Nice work on the duct channel.


----------



## Hurriken (Jul 7, 2008)

Update:

I have built 5 of 7 MDF boxes.




































After I finish the next to boxes I have to pull them all out. I need to level and secure the base, finish the cold air return, and move the electrical outlet.

I am going to move the fish tank and pull the wall board down behind it. I have a dead mouse problem back there...long story. I will add the outlet there. I am thinking that I don't want that would there anymore. so I need to decide whether to use drywall or MDF there. Someone suggested earlier to make it a feature wall which I think is a good idea. As usual I value your opinion and experience.


----------



## Hurriken (Jul 7, 2008)

Once I level the base should I secure it to the walls with screws or let it float free? There will be a lot of weight on it. I don't think it will move.


----------



## Hurriken (Jul 7, 2008)

So my daughter walks in the day after the above pictures and and asks when I'm replacing the "seventies paneling". Big mouth. Then I watch over the next few days as my wife starts thinking about it. My wife said she decided we would change the paneling in a few years. That would mean removing part of the closet. So a month and a half later the closet is in the same state but all the paneling is gone, drywall is up, taped, and painted. I have also talked my way out of the 32" TV that is in the room to a 55"!!! 

I'll get back to work on the closet soon.


----------



## Hurriken (Jul 7, 2008)

I have finally finished this project. My wife is very happy with it so that makes it all good. Thought I'd post some pictures. FYI the project changed in the middle. I had a contracter friend look at it and he was very concerned about my intention to make the facing and door from MDF. He was afraid the Screws would pull out. I decided to use Pine 1x's and that led to me buying a table saw which in turn led me to watching tons of DIY videos which led to my wife deciding she wanted a natural wood look instead of all white.

I completed the backside of the cold air intake. I had a friend move the outlet out of the cold air intake and away from the closet.









Instead of making big heavy 3/4" doors with decorative strips glued to it I learned how to make dado cuts.








So I built doors from pine 1 by's and maple plywood.









I finished with clear satin polyurethane which looks great until you get close, then not so good. I decided to leave it.

This is with the facing and no doors.









This morning after I finished it.









I decided to make the cold air intake plate myself. I used leftover pine and I bought the metal grate at big orange.I put some metal plugs in the back of the wood that the screws screw into...I forgot what they are called!

Next project is the floor in this room.


----------



## MT Stringer (Oct 19, 2008)

That turned out nice. Good job.


----------



## Hurriken (Jul 7, 2008)

Thanks MT Stringer.

I just added up all the materials and it is still cheaper than the unit we were going to buy at IKEA. Plus there is a lot of leftover materials that I can use on a future project.


----------



## MT Stringer (Oct 19, 2008)

I just got to thinking. You did a good job. But watch out. If you walk into your kitchen and your wife is standing there looking at her cabinets, you might be in trouble! :surprise::devil3:


----------



## Hurriken (Jul 7, 2008)

We just had the kitchen redone two years ago so I'm good there. I did open my big mouth though. She asked what I was planning to do with the leftover materials and I said I was thinking about building some cabinets for the laundry room. Yeah me, who needs free time anyway?


----------



## jlhaslip (Dec 31, 2009)

They look great.


----------



## Hurriken (Jul 7, 2008)

I just want to add something incase someone is considering a project like this. If I were to do this again I would pour self leveling compound on the floor first. I had a terrible time leveling the base of this. I am now going to do the floor and discovered that I have to pour it anyway and would have saved myself some grief by doing it first. To be honest I didn't even know there was such a thing as self leveling floor compound!!!


----------
============
*AIM 1*: Reproduce the closet-building thread from "I decided to make" up to and including "they are called!".
*AIM 2*: Translate this sentence from the closet-building thread into Spanish: "If I were to do this again I would pour self leveling compound on the floor first."
The data has no connection to the closet-building thread.

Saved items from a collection
============
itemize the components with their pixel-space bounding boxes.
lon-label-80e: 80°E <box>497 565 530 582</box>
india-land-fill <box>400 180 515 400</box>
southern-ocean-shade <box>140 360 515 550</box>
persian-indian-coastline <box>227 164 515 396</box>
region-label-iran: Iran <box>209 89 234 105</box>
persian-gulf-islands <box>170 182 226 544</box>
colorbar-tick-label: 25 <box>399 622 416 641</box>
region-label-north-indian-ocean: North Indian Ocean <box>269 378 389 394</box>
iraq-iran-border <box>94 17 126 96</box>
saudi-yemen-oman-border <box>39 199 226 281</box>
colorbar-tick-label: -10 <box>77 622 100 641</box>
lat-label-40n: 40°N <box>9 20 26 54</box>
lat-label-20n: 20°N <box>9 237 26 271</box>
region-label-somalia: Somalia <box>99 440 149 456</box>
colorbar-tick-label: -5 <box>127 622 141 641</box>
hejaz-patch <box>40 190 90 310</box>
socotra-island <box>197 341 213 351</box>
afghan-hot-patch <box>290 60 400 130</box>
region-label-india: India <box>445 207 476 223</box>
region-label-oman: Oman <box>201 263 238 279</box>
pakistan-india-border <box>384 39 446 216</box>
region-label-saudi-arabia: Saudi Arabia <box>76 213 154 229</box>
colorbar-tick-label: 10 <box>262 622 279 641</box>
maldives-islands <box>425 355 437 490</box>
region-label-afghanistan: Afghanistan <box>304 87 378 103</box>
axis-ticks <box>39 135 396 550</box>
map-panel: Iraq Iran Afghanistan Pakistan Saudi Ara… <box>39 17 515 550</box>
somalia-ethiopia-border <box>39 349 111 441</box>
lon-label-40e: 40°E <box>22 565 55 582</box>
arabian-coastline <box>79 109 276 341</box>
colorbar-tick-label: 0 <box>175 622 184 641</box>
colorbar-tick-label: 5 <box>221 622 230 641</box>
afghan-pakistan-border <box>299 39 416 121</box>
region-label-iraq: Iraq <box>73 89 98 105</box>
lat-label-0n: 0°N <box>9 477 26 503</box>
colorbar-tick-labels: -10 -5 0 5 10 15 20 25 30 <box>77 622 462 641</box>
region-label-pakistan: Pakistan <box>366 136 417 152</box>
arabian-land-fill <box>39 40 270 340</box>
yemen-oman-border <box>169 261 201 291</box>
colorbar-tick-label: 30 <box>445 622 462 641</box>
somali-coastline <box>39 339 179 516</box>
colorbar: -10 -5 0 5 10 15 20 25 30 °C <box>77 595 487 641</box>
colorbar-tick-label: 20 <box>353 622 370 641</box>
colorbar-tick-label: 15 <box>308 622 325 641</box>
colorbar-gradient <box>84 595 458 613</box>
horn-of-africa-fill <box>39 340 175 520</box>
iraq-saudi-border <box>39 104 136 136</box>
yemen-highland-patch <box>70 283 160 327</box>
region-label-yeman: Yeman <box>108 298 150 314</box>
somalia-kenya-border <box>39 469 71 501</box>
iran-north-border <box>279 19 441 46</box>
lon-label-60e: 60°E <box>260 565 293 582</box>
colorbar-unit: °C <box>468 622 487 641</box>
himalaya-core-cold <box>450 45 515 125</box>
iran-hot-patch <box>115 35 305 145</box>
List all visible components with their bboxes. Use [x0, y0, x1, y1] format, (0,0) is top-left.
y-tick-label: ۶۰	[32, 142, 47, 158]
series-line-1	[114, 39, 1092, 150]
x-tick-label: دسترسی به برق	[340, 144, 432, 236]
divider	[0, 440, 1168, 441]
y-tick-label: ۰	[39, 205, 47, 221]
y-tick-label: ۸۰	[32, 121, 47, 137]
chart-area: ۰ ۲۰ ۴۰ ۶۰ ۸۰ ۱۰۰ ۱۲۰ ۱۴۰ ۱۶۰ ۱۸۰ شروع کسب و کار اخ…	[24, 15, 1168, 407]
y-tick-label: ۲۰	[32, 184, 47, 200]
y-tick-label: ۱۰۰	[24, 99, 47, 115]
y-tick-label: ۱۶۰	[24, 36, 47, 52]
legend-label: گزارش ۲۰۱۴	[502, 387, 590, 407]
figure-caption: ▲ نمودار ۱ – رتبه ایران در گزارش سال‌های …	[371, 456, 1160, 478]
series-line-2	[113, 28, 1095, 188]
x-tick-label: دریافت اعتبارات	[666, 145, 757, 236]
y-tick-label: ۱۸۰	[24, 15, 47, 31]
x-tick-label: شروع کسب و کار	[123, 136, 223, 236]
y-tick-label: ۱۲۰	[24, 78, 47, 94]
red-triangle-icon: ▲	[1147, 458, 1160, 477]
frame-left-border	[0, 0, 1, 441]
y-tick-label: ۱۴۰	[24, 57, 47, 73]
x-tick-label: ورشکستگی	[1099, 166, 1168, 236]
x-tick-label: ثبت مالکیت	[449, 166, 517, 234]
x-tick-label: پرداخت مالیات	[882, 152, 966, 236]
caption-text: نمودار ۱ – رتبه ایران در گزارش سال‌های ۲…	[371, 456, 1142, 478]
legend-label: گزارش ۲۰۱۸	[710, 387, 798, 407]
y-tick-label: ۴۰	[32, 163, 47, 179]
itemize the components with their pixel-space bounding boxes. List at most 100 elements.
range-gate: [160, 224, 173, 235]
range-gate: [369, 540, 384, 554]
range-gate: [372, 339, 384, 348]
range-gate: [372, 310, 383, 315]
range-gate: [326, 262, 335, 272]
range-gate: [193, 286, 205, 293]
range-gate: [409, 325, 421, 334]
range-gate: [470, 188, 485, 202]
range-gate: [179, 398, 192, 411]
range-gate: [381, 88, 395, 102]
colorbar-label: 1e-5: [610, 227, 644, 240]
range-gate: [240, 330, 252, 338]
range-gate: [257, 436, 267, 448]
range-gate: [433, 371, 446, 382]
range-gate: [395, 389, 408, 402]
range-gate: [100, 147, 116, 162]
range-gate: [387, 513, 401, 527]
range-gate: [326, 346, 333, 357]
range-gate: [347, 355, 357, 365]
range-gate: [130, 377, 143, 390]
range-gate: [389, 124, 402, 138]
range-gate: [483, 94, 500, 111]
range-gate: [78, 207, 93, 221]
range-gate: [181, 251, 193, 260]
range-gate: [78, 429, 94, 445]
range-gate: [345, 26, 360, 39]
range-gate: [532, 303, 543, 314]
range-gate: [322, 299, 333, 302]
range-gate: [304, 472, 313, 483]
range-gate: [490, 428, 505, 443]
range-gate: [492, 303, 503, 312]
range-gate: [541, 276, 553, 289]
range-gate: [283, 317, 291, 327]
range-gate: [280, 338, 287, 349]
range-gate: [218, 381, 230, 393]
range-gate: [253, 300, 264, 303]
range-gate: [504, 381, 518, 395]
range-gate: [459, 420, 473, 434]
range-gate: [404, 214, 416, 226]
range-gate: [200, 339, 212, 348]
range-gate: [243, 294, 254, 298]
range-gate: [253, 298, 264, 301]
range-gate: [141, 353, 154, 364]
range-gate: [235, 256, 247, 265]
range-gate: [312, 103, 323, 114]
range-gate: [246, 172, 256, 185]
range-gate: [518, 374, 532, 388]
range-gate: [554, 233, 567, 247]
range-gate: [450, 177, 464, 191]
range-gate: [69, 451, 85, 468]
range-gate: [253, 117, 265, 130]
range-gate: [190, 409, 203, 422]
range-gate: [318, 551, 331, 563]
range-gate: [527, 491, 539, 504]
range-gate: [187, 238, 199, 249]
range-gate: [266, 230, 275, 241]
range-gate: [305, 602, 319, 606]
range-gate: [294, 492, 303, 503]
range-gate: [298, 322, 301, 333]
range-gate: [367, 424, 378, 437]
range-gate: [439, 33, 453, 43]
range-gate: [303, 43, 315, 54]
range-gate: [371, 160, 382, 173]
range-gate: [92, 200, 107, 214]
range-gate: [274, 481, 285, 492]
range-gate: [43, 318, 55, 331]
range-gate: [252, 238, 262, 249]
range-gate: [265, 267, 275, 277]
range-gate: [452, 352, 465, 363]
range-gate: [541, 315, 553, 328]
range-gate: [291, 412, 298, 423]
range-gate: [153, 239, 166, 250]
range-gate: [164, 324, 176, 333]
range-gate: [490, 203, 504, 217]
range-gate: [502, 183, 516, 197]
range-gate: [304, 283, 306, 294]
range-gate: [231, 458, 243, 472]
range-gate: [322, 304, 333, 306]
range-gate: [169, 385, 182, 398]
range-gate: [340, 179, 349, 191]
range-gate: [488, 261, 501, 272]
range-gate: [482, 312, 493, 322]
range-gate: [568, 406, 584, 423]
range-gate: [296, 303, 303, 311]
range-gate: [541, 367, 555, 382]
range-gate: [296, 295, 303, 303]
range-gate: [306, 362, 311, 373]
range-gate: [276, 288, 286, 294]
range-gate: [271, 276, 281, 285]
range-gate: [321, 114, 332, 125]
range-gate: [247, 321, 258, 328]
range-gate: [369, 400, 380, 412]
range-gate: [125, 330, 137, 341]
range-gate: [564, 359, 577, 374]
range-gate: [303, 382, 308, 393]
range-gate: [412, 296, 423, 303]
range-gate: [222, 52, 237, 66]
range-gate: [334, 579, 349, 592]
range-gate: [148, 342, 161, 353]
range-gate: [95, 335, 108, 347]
============
*WRITTEN RESPONSE 1*:
I decided to make the cold air intake plate myself. I used leftover pine and I bought the metal grate at big orange.I put some metal plugs in the back of the wood that the screws screw into...I forgot what they are called!

*WRITTEN RESPONSE 2*: Si volviera a hacer esto, primero echaría compuesto autonivelante en el piso.